**EXERCISE DESCRIPTION:**
Draw out every line with the word "screenshot" from the listing below.

**INFORMATION GIVEN:**
◆ ◆ ◆
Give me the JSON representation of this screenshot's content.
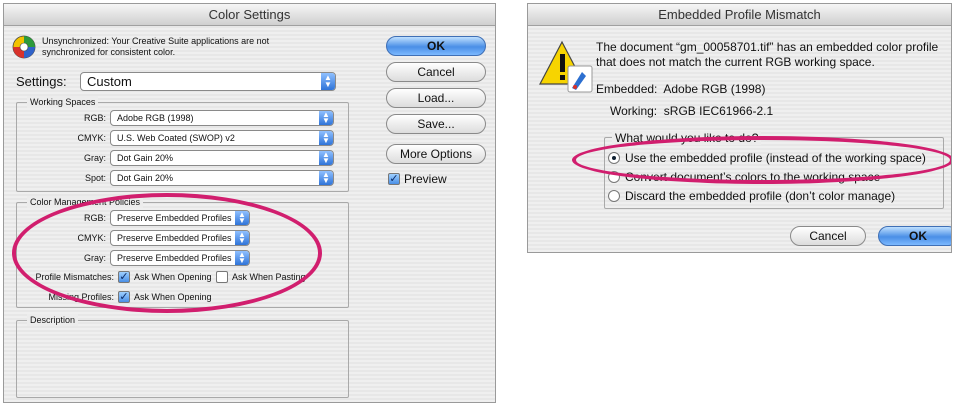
{
  "left_dialog": {
    "title": "Color Settings",
    "sync_message": "Unsynchronized: Your Creative Suite applications are not synchronized for consistent color.",
    "settings_label": "Settings:",
    "settings_value": "Custom",
    "working_spaces": {
      "legend": "Working Spaces",
      "rgb_label": "RGB:",
      "rgb_value": "Adobe RGB (1998)",
      "cmyk_label": "CMYK:",
      "cmyk_value": "U.S. Web Coated (SWOP) v2",
      "gray_label": "Gray:",
      "gray_value": "Dot Gain 20%",
      "spot_label": "Spot:",
      "spot_value": "Dot Gain 20%"
    },
    "policies": {
      "legend": "Color Management Policies",
      "rgb_label": "RGB:",
      "rgb_value": "Preserve Embedded Profiles",
      "cmyk_label": "CMYK:",
      "cmyk_value": "Preserve Embedded Profiles",
      "gray_label": "Gray:",
      "gray_value": "Preserve Embedded Profiles",
      "mismatch_label": "Profile Mismatches:",
      "ask_opening": "Ask When Opening",
      "ask_pasting": "Ask When Pasting",
      "missing_label": "Missing Profiles:",
      "missing_ask_opening": "Ask When Opening"
    },
    "description_legend": "Description",
    "buttons": {
      "ok": "OK",
      "cancel": "Cancel",
      "load": "Load...",
      "save": "Save...",
      "more_options": "More Options"
    },
    "preview_label": "Preview"
  },
  "right_dialog": {
    "title": "Embedded Profile Mismatch",
    "message": "The document “gm_00058701.tif” has an embedded color profile that does not match the current RGB working space.",
    "embedded": "Embedded:  Adobe RGB (1998)",
    "working": "Working:  sRGB IEC61966-2.1",
    "question": "What would you like to do?",
    "options": [
      "Use the embedded profile (instead of the working space)",
      "Convert document’s colors to the working space",
      "Discard the embedded profile (don’t color manage)"
    ],
    "cancel": "Cancel",
    "ok": "OK"
  }
}
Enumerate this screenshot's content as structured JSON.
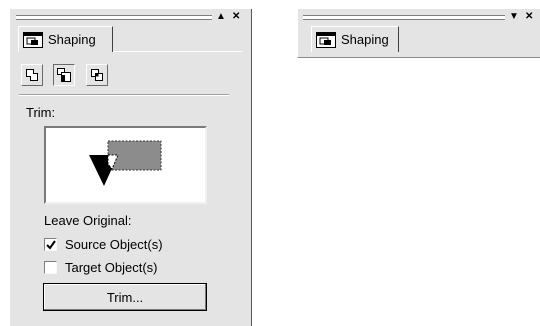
◆ ◆ ◆
**SOLVED EXERCISE:**
Give me the JSON representation of this screenshot's content.
Enumerate this screenshot's content as structured JSON.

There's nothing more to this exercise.